*Exercise tasks*
1. In the passage on Shylock and Harry Truman, why does Rabbi Weil say Shylock was "not that far-fetched"?
2. Extract the rows verbatim. Begin at the first row and stop after the row that contains "histogram-bar-6 [402, 283, 460, 425]".

The large audience gasped when he replied, “Harry Truman.” Harry Truman, of course, was the President of the United States who recognized Israel in 1948, despite the opposition of his Cabinet and the State Department. Truman also maintained a lifelong friendship with Eddie Jacobson, their close relationship surviving the failure of their haberdashery business.
“Truman was a product of his world, an anti-Semitic culture,” Rabbi Weil said. Retreating back three centuries, to apply the Truman insight to Shakespeare, he declared, “I have no reason to delve into Shakespeare’s mind, but in terms of the time in which he lived and the world he lived in, Shylock was not that far-fetched.”
He added that Shakespeare gave the world a Shylock who is nuanced, which according to critics was made clear in Pacino’s interpretation. The “hath not a Jew eyes,” speech was “Shakespeare at his best, conveying a sense of ambiguity,” Rabbi Weil said.

*Extracted material*

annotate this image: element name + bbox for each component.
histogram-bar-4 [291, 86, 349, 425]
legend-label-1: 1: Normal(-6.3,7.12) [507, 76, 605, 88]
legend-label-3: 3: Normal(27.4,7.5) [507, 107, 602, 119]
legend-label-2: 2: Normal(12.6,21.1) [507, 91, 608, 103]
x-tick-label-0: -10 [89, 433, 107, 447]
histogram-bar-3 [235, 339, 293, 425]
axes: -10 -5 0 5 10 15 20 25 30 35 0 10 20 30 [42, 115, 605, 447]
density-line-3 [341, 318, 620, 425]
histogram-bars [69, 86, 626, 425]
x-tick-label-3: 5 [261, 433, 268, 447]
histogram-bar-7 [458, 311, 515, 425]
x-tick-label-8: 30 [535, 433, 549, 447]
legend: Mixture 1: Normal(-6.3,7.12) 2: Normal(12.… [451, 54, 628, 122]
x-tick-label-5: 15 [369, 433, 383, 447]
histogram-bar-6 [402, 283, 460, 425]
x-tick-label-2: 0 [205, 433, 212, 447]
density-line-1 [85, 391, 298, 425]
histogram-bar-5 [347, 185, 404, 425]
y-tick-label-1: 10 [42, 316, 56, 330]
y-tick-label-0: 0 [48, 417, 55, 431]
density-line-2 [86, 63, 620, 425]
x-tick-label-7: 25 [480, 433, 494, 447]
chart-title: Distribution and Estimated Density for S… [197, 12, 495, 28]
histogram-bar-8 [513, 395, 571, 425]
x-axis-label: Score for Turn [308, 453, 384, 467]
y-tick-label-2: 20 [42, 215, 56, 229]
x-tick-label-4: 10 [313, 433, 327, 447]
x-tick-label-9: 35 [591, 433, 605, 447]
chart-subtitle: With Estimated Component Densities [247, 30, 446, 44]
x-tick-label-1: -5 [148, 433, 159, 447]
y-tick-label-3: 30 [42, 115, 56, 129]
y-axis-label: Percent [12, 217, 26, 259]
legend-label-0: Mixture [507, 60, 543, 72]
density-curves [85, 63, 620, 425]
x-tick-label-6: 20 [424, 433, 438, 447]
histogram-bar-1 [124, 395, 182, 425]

*Outputs for the tasks*
1. Rabbi Weil says Shylock was not that far-fetched because of the time and world Shakespeare lived in. He applies his view of Truman, whom he calls "a product of his world, an anti-Semitic culture," to Shakespeare three centuries earlier.

2.
annotate this image: element name + bbox for each component.
histogram-bar-4 [291, 86, 349, 425]
legend-label-1: 1: Normal(-6.3,7.12) [507, 76, 605, 88]
legend-label-3: 3: Normal(27.4,7.5) [507, 107, 602, 119]
legend-label-2: 2: Normal(12.6,21.1) [507, 91, 608, 103]
x-tick-label-0: -10 [89, 433, 107, 447]
histogram-bar-3 [235, 339, 293, 425]
axes: -10 -5 0 5 10 15 20 25 30 35 0 10 20 30 [42, 115, 605, 447]
density-line-3 [341, 318, 620, 425]
histogram-bars [69, 86, 626, 425]
x-tick-label-3: 5 [261, 433, 268, 447]
histogram-bar-7 [458, 311, 515, 425]
x-tick-label-8: 30 [535, 433, 549, 447]
legend: Mixture 1: Normal(-6.3,7.12) 2: Normal(12.… [451, 54, 628, 122]
x-tick-label-5: 15 [369, 433, 383, 447]
histogram-bar-6 [402, 283, 460, 425]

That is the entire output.